#### [Goal]
Transcribe the entries below exactly.

Entries with figure data
+---+

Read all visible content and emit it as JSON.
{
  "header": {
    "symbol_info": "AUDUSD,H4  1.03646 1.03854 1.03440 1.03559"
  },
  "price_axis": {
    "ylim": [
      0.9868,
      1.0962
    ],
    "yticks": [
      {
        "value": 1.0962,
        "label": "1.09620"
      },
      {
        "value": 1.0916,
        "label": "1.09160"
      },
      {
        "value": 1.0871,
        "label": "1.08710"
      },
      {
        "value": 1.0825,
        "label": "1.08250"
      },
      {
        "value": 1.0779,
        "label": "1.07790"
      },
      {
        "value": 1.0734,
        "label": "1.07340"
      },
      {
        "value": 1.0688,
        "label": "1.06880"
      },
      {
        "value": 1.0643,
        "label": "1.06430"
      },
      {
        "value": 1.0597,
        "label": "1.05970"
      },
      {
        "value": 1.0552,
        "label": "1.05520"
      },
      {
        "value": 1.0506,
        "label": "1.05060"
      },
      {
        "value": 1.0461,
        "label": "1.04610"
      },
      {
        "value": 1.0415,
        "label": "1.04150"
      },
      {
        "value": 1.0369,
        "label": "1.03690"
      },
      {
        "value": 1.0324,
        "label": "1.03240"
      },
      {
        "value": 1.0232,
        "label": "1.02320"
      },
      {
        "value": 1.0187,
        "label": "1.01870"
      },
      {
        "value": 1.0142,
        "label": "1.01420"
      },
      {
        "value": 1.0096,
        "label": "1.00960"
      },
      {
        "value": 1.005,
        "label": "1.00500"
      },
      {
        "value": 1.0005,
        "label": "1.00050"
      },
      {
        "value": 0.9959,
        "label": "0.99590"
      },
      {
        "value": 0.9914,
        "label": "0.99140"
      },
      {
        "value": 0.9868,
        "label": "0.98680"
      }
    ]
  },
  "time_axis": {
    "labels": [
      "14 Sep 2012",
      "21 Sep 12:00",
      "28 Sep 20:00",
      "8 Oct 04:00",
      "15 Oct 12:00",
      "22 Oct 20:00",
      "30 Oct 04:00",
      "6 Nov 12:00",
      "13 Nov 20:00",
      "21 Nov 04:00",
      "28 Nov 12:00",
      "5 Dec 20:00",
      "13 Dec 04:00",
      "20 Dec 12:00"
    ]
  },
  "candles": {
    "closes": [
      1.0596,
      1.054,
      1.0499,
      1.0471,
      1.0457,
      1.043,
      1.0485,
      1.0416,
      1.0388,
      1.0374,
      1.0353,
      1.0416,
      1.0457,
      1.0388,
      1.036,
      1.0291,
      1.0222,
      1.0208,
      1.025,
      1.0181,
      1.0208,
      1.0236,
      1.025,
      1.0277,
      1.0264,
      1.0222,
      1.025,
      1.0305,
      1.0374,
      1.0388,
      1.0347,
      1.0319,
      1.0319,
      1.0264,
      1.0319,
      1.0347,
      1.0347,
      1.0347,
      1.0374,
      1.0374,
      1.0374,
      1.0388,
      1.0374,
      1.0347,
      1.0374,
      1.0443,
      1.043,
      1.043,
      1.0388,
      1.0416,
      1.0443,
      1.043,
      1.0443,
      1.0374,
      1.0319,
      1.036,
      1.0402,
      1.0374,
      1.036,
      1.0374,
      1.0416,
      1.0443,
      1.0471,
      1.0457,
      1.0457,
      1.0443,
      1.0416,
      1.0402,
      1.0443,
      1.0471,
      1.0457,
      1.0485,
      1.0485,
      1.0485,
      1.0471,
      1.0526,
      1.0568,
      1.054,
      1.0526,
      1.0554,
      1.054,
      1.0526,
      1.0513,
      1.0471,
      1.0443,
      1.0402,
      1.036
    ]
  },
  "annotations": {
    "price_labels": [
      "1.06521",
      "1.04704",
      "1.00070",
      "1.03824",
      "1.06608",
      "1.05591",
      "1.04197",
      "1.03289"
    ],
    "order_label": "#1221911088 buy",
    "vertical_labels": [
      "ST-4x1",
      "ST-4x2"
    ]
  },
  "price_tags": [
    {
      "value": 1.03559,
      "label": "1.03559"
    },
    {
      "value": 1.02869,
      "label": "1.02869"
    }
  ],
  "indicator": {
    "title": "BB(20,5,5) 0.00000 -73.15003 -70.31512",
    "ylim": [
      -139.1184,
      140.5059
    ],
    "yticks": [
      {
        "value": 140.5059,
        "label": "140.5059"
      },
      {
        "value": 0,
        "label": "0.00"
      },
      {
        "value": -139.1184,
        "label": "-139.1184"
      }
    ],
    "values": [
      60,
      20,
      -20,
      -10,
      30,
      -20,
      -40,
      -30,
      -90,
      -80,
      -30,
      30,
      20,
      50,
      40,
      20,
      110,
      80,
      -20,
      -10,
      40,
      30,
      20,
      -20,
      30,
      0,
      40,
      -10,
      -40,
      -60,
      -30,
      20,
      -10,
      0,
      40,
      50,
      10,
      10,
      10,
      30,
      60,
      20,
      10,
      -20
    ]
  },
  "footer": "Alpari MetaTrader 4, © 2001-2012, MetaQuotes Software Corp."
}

+---+

#### [Expected answer]
Read all visible content and emit it as JSON.
{
  "header": {
    "symbol_info": "AUDUSD,H4  1.03646 1.03854 1.03440 1.03559"
  },
  "price_axis": {
    "ylim": [
      0.9868,
      1.0962
    ],
    "yticks": [
      {
        "value": 1.0962,
        "label": "1.09620"
      },
      {
        "value": 1.0916,
        "label": "1.09160"
      },
      {
        "value": 1.0871,
        "label": "1.08710"
      },
      {
        "value": 1.0825,
        "label": "1.08250"
      },
      {
        "value": 1.0779,
        "label": "1.07790"
      },
      {
        "value": 1.0734,
        "label": "1.07340"
      },
      {
        "value": 1.0688,
        "label": "1.06880"
      },
      {
        "value": 1.0643,
        "label": "1.06430"
      },
      {
        "value": 1.0597,
        "label": "1.05970"
      },
      {
        "value": 1.0552,
        "label": "1.05520"
      },
      {
        "value": 1.0506,
        "label": "1.05060"
      },
      {
        "value": 1.0461,
        "label": "1.04610"
      },
      {
        "value": 1.0415,
        "label": "1.04150"
      },
      {
        "value": 1.0369,
        "label": "1.03690"
      },
      {
        "value": 1.0324,
        "label": "1.03240"
      },
      {
        "value": 1.0232,
        "label": "1.02320"
      },
      {
        "value": 1.0187,
        "label": "1.01870"
      },
      {
        "value": 1.0142,
        "label": "1.01420"
      },
      {
        "value": 1.0096,
        "label": "1.00960"
      },
      {
        "value": 1.005,
        "label": "1.00500"
      },
      {
        "value": 1.0005,
        "label": "1.00050"
      },
      {
        "value": 0.9959,
        "label": "0.99590"
      },
      {
        "value": 0.9914,
        "label": "0.99140"
      },
      {
        "value": 0.9868,
        "label": "0.98680"
      }
    ]
  },
  "time_axis": {
    "labels": [
      "14 Sep 2012",
      "21 Sep 12:00",
      "28 Sep 20:00",
      "8 Oct 04:00",
      "15 Oct 12:00",
      "22 Oct 20:00",
      "30 Oct 04:00",
      "6 Nov 12:00",
      "13 Nov 20:00",
      "21 Nov 04:00",
      "28 Nov 12:00",
      "5 Dec 20:00",
      "13 Dec 04:00",
      "20 Dec 12:00"
    ]
  },
  "candles": {
    "closes": [
      1.0596,
      1.054,
      1.0499,
      1.0471,
      1.0457,
      1.043,
      1.0485,
      1.0416,
      1.0388,
      1.0374,
      1.0353,
      1.0416,
      1.0457,
      1.0388,
      1.036,
      1.0291,
      1.0222,
      1.0208,
      1.025,
      1.0181,
      1.0208,
      1.0236,
      1.025,
      1.0277,
      1.0264,
      1.0222,
      1.025,
      1.0305,
      1.0374,
      1.0388,
      1.0347,
      1.0319,
      1.0319,
      1.0264,
      1.0319,
      1.0347,
      1.0347,
      1.0347,
      1.0374,
      1.0374,
      1.0374,
      1.0388,
      1.0374,
      1.0347,
      1.0374,
      1.0443,
      1.043,
      1.043,
      1.0388,
      1.0416,
      1.0443,
      1.043,
      1.0443,
      1.0374,
      1.0319,
      1.036,
      1.0402,
      1.0374,
      1.036,
      1.0374,
      1.0416,
      1.0443,
      1.0471,
      1.0457,
      1.0457,
      1.0443,
      1.0416,
      1.0402,
      1.0443,
      1.0471,
      1.0457,
      1.0485,
      1.0485,
      1.0485,
      1.0471,
      1.0526,
      1.0568,
      1.054,
      1.0526,
      1.0554,
      1.054,
      1.0526,
      1.0513,
      1.0471,
      1.0443,
      1.0402,
      1.036
    ]
  },
  "annotations": {
    "price_labels": [
      "1.06521",
      "1.04704",
      "1.00070",
      "1.03824",
      "1.06608",
      "1.05591",
      "1.04197",
      "1.03289"
    ],
    "order_label": "#1221911088 buy",
    "vertical_labels": [
      "ST-4x1",
      "ST-4x2"
    ]
  },
  "price_tags": [
    {
      "value": 1.03559,
      "label": "1.03559"
    },
    {
      "value": 1.02869,
      "label": "1.02869"
    }
  ],
  "indicator": {
    "title": "BB(20,5,5) 0.00000 -73.15003 -70.31512",
    "ylim": [
      -139.1184,
      140.5059
    ],
    "yticks": [
      {
        "value": 140.5059,
        "label": "140.5059"
      },
      {
        "value": 0,
        "label": "0.00"
      },
      {
        "value": -139.1184,
        "label": "-139.1184"
      }
    ],
    "values": [
      60,
      20,
      -20,
      -10,
      30,
      -20,
      -40,
      -30,
      -90,
      -80,
      -30,
      30,
      20,
      50,
      40,
      20,
      110,
      80,
      -20,
      -10,
      40,
      30,
      20,
      -20,
      30,
      0,
      40,
      -10,
      -40,
      -60,
      -30,
      20,
      -10,
      0,
      40,
      50,
      10,
      10,
      10,
      30,
      60,
      20,
      10,
      -20
    ]
  },
  "footer": "Alpari MetaTrader 4, © 2001-2012, MetaQuotes Software Corp."
}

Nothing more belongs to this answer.